Raw data:
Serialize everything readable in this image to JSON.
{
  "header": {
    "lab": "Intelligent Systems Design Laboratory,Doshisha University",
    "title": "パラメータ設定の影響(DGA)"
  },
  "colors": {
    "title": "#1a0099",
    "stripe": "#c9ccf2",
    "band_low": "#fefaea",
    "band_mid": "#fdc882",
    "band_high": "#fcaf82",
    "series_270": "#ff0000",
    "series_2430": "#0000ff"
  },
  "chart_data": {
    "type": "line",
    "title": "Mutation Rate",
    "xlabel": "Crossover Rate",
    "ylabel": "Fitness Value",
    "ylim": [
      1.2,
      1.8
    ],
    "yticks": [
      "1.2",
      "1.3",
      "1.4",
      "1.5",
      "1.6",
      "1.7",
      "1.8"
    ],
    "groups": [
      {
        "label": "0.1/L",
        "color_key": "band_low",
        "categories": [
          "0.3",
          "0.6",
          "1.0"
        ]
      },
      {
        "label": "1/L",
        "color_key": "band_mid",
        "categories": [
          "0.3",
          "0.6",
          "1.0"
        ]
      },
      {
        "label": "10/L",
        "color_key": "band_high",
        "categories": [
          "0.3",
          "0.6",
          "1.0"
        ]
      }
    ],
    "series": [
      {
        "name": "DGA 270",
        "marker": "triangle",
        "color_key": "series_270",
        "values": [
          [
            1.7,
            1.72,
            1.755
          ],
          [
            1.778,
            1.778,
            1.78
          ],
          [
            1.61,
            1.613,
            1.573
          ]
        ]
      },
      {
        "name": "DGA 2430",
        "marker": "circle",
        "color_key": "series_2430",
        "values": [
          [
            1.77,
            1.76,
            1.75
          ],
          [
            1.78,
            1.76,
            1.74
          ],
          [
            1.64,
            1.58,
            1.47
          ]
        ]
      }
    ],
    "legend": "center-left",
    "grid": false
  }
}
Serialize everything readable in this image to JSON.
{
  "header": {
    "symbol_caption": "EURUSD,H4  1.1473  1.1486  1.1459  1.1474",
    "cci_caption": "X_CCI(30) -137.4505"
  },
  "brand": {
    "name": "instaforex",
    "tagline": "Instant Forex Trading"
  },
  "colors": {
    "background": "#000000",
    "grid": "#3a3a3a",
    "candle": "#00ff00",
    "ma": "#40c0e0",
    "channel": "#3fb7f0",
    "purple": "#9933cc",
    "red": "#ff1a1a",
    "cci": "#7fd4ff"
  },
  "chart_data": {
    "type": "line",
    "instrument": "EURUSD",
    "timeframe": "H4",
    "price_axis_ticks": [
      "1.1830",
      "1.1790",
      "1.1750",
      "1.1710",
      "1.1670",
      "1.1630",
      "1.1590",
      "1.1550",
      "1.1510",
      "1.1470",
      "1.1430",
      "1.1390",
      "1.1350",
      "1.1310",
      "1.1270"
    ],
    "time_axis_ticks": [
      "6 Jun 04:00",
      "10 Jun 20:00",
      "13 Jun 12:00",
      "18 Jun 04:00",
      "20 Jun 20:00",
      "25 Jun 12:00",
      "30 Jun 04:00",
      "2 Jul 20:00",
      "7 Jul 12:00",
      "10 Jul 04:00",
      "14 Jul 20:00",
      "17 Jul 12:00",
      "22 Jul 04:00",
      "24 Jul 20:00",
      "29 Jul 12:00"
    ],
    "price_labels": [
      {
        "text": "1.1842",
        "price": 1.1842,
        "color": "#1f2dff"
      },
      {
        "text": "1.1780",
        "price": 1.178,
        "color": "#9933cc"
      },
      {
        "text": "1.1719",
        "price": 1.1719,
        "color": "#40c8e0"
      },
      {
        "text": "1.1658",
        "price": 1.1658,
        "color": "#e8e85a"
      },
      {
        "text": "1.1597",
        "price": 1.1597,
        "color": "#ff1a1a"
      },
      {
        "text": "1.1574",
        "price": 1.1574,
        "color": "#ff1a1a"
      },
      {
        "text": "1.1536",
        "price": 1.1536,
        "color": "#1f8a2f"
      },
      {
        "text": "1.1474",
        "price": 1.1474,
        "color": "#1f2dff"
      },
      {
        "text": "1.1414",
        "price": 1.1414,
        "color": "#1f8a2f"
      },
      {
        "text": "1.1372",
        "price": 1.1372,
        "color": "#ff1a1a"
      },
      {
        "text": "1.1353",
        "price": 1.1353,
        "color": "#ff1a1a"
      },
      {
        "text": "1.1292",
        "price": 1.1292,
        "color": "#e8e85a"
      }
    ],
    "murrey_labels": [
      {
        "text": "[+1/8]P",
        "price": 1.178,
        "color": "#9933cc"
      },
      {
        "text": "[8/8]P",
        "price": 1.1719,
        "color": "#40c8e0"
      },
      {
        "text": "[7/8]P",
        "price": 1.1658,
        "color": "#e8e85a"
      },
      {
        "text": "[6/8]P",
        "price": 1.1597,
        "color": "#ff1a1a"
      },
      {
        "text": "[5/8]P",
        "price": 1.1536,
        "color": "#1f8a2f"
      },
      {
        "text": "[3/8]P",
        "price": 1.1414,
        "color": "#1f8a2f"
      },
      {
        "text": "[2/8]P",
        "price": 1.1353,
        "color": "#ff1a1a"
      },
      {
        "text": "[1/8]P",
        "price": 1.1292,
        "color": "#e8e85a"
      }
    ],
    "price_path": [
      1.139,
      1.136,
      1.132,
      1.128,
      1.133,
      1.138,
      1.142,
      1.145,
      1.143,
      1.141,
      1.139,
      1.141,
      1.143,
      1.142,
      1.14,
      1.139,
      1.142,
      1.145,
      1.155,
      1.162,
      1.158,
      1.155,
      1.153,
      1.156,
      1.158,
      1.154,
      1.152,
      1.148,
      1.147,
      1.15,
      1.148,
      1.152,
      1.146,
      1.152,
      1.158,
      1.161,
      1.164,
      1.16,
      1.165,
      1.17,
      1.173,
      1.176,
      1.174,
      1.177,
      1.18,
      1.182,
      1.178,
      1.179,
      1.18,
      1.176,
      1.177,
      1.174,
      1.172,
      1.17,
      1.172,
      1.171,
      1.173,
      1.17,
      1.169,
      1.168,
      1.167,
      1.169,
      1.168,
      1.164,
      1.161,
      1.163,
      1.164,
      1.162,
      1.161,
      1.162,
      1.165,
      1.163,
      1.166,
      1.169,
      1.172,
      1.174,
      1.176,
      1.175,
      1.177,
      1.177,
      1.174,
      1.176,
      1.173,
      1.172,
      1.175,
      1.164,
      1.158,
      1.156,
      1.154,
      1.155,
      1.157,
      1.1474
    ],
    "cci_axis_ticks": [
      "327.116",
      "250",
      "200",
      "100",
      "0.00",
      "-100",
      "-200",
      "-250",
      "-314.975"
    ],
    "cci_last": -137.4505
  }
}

Task to carry out: Review the material and copy each line in which the word "name" appears.

Final result:
        "name": "DGA 270",
        "name": "DGA 2430",
    "name": "instaforex",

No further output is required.